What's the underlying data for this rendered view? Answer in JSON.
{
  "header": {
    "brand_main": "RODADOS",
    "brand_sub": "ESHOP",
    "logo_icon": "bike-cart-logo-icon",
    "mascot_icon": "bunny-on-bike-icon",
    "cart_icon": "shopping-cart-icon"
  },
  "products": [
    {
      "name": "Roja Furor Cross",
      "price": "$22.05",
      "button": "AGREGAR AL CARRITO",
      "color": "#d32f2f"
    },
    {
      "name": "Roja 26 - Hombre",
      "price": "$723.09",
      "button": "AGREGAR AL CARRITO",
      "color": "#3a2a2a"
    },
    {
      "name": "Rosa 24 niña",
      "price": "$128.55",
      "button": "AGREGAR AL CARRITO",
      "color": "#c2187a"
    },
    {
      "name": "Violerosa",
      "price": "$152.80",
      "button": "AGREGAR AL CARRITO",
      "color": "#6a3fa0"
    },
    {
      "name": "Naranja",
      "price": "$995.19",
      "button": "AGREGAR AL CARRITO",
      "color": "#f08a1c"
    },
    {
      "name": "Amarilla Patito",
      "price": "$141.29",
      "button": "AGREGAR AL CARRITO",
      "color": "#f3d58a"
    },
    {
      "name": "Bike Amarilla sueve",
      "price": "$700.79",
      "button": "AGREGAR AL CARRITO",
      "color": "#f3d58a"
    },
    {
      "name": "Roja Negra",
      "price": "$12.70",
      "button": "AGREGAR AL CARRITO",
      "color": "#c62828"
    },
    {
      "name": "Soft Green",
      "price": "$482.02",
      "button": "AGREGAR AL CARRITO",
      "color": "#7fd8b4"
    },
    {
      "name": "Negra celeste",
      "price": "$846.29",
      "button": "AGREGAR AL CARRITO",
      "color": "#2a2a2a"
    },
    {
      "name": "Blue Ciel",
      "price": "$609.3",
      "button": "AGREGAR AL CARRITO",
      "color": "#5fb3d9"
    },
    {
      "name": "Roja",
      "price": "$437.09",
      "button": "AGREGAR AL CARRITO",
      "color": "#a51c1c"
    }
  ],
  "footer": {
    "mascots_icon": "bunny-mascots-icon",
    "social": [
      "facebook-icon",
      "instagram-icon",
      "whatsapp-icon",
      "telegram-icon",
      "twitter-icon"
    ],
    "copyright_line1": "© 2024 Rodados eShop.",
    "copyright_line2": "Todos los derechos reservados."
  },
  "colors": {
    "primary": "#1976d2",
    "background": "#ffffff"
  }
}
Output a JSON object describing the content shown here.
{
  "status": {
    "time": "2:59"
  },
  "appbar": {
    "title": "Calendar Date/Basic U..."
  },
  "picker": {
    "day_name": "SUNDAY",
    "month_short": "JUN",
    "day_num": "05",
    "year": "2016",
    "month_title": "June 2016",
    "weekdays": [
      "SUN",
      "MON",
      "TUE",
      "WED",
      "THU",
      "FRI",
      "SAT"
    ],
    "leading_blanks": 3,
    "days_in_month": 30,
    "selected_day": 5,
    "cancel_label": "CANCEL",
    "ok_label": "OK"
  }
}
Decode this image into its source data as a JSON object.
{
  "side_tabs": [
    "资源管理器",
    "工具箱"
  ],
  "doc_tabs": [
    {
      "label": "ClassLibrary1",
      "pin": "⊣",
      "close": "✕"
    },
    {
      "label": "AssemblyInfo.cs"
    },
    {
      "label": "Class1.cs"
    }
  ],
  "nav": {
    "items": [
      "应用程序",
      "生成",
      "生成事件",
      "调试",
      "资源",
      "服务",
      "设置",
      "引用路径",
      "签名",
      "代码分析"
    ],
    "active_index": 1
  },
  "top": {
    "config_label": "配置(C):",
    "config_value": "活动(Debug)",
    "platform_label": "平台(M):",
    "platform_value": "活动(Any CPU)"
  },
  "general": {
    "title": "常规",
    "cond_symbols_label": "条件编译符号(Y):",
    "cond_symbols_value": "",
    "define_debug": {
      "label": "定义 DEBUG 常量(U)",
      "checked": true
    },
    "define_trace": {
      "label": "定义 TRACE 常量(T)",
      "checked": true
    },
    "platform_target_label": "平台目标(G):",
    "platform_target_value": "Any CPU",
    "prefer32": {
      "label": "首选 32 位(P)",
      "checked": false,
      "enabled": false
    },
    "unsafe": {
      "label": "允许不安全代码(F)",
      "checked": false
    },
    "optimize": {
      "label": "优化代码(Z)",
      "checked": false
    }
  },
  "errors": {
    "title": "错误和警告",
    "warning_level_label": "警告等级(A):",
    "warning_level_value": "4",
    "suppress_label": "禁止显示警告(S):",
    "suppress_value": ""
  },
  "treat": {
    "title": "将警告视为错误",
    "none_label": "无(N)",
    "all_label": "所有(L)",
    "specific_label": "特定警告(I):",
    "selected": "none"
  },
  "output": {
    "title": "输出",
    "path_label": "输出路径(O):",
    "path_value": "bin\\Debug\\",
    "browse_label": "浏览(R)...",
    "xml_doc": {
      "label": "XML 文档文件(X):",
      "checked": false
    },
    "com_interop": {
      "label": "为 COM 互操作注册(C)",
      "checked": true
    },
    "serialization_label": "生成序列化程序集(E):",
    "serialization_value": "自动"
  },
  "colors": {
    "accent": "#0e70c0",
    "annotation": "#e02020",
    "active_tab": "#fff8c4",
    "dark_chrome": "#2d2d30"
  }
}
━━━━━━━━━━━━━━━━
__Written instruction__. Retype every entry above, word for word.

__Answer for this exercise__.
What's the underlying data for this rendered view? Answer in JSON.
{
  "header": {
    "brand_main": "RODADOS",
    "brand_sub": "ESHOP",
    "logo_icon": "bike-cart-logo-icon",
    "mascot_icon": "bunny-on-bike-icon",
    "cart_icon": "shopping-cart-icon"
  },
  "products": [
    {
      "name": "Roja Furor Cross",
      "price": "$22.05",
      "button": "AGREGAR AL CARRITO",
      "color": "#d32f2f"
    },
    {
      "name": "Roja 26 - Hombre",
      "price": "$723.09",
      "button": "AGREGAR AL CARRITO",
      "color": "#3a2a2a"
    },
    {
      "name": "Rosa 24 niña",
      "price": "$128.55",
      "button": "AGREGAR AL CARRITO",
      "color": "#c2187a"
    },
    {
      "name": "Violerosa",
      "price": "$152.80",
      "button": "AGREGAR AL CARRITO",
      "color": "#6a3fa0"
    },
    {
      "name": "Naranja",
      "price": "$995.19",
      "button": "AGREGAR AL CARRITO",
      "color": "#f08a1c"
    },
    {
      "name": "Amarilla Patito",
      "price": "$141.29",
      "button": "AGREGAR AL CARRITO",
      "color": "#f3d58a"
    },
    {
      "name": "Bike Amarilla sueve",
      "price": "$700.79",
      "button": "AGREGAR AL CARRITO",
      "color": "#f3d58a"
    },
    {
      "name": "Roja Negra",
      "price": "$12.70",
      "button": "AGREGAR AL CARRITO",
      "color": "#c62828"
    },
    {
      "name": "Soft Green",
      "price": "$482.02",
      "button": "AGREGAR AL CARRITO",
      "color": "#7fd8b4"
    },
    {
      "name": "Negra celeste",
      "price": "$846.29",
      "button": "AGREGAR AL CARRITO",
      "color": "#2a2a2a"
    },
    {
      "name": "Blue Ciel",
      "price": "$609.3",
      "button": "AGREGAR AL CARRITO",
      "color": "#5fb3d9"
    },
    {
      "name": "Roja",
      "price": "$437.09",
      "button": "AGREGAR AL CARRITO",
      "color": "#a51c1c"
    }
  ],
  "footer": {
    "mascots_icon": "bunny-mascots-icon",
    "social": [
      "facebook-icon",
      "instagram-icon",
      "whatsapp-icon",
      "telegram-icon",
      "twitter-icon"
    ],
    "copyright_line1": "© 2024 Rodados eShop.",
    "copyright_line2": "Todos los derechos reservados."
  },
  "colors": {
    "primary": "#1976d2",
    "background": "#ffffff"
  }
}
Output a JSON object describing the content shown here.
{
  "status": {
    "time": "2:59"
  },
  "appbar": {
    "title": "Calendar Date/Basic U..."
  },
  "picker": {
    "day_name": "SUNDAY",
    "month_short": "JUN",
    "day_num": "05",
    "year": "2016",
    "month_title": "June 2016",
    "weekdays": [
      "SUN",
      "MON",
      "TUE",
      "WED",
      "THU",
      "FRI",
      "SAT"
    ],
    "leading_blanks": 3,
    "days_in_month": 30,
    "selected_day": 5,
    "cancel_label": "CANCEL",
    "ok_label": "OK"
  }
}
Decode this image into its source data as a JSON object.
{
  "side_tabs": [
    "资源管理器",
    "工具箱"
  ],
  "doc_tabs": [
    {
      "label": "ClassLibrary1",
      "pin": "⊣",
      "close": "✕"
    },
    {
      "label": "AssemblyInfo.cs"
    },
    {
      "label": "Class1.cs"
    }
  ],
  "nav": {
    "items": [
      "应用程序",
      "生成",
      "生成事件",
      "调试",
      "资源",
      "服务",
      "设置",
      "引用路径",
      "签名",
      "代码分析"
    ],
    "active_index": 1
  },
  "top": {
    "config_label": "配置(C):",
    "config_value": "活动(Debug)",
    "platform_label": "平台(M):",
    "platform_value": "活动(Any CPU)"
  },
  "general": {
    "title": "常规",
    "cond_symbols_label": "条件编译符号(Y):",
    "cond_symbols_value": "",
    "define_debug": {
      "label": "定义 DEBUG 常量(U)",
      "checked": true
    },
    "define_trace": {
      "label": "定义 TRACE 常量(T)",
      "checked": true
    },
    "platform_target_label": "平台目标(G):",
    "platform_target_value": "Any CPU",
    "prefer32": {
      "label": "首选 32 位(P)",
      "checked": false,
      "enabled": false
    },
    "unsafe": {
      "label": "允许不安全代码(F)",
      "checked": false
    },
    "optimize": {
      "label": "优化代码(Z)",
      "checked": false
    }
  },
  "errors": {
    "title": "错误和警告",
    "warning_level_label": "警告等级(A):",
    "warning_level_value": "4",
    "suppress_label": "禁止显示警告(S):",
    "suppress_value": ""
  },
  "treat": {
    "title": "将警告视为错误",
    "none_label": "无(N)",
    "all_label": "所有(L)",
    "specific_label": "特定警告(I):",
    "selected": "none"
  },
  "output": {
    "title": "输出",
    "path_label": "输出路径(O):",
    "path_value": "bin\\Debug\\",
    "browse_label": "浏览(R)...",
    "xml_doc": {
      "label": "XML 文档文件(X):",
      "checked": false
    },
    "com_interop": {
      "label": "为 COM 互操作注册(C)",
      "checked": true
    },
    "serialization_label": "生成序列化程序集(E):",
    "serialization_value": "自动"
  },
  "colors": {
    "accent": "#0e70c0",
    "annotation": "#e02020",
    "active_tab": "#fff8c4",
    "dark_chrome": "#2d2d30"
  }
}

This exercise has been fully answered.